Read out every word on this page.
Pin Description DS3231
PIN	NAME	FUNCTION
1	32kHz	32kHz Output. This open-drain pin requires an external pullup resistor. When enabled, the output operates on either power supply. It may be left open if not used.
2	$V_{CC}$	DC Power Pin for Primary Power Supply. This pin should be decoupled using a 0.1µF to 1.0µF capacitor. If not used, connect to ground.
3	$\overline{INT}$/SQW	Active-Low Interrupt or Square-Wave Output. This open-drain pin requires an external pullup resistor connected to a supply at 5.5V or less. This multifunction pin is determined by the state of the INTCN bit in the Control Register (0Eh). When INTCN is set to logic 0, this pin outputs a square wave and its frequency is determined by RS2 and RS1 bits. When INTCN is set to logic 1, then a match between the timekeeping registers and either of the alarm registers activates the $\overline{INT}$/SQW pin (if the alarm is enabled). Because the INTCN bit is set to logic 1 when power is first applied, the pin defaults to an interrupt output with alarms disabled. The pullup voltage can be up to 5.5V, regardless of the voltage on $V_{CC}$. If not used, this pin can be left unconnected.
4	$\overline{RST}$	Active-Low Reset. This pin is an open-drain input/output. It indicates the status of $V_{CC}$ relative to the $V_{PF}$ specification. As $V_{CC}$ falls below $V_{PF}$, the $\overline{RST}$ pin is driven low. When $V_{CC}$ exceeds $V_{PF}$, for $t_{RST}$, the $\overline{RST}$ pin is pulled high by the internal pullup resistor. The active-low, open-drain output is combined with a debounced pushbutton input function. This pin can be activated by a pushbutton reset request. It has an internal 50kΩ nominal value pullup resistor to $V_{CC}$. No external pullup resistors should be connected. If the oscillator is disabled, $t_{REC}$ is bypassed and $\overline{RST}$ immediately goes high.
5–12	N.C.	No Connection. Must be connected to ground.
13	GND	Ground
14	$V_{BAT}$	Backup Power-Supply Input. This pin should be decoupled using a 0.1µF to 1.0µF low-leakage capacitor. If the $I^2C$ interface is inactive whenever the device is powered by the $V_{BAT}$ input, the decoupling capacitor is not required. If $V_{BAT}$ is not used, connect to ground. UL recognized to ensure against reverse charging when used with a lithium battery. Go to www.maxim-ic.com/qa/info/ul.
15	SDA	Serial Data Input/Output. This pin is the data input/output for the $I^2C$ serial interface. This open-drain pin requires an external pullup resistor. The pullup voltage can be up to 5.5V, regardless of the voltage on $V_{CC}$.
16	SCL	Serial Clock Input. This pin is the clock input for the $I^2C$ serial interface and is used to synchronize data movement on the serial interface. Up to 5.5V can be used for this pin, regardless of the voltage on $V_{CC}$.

-- What is being asked --
Using the listing above, gather each line that holds the string "decoupled" and copy it.

-- Task solution --
2	$V_{CC}$	DC Power Pin for Primary Power Supply. This pin should be decoupled using a 0.1µF to 1.0µF capacitor. If not used, connect to ground.
14	$V_{BAT}$	Backup Power-Supply Input. This pin should be decoupled using a 0.1µF to 1.0µF low-leakage capacitor. If the $I^2C$ interface is inactive whenever the device is powered by the $V_{BAT}$ input, the decoupling capacitor is not required. If $V_{BAT}$ is not used, connect to ground. UL recognized to ensure against reverse charging when used with a lithium battery. Go to www.maxim-ic.com/qa/info/ul.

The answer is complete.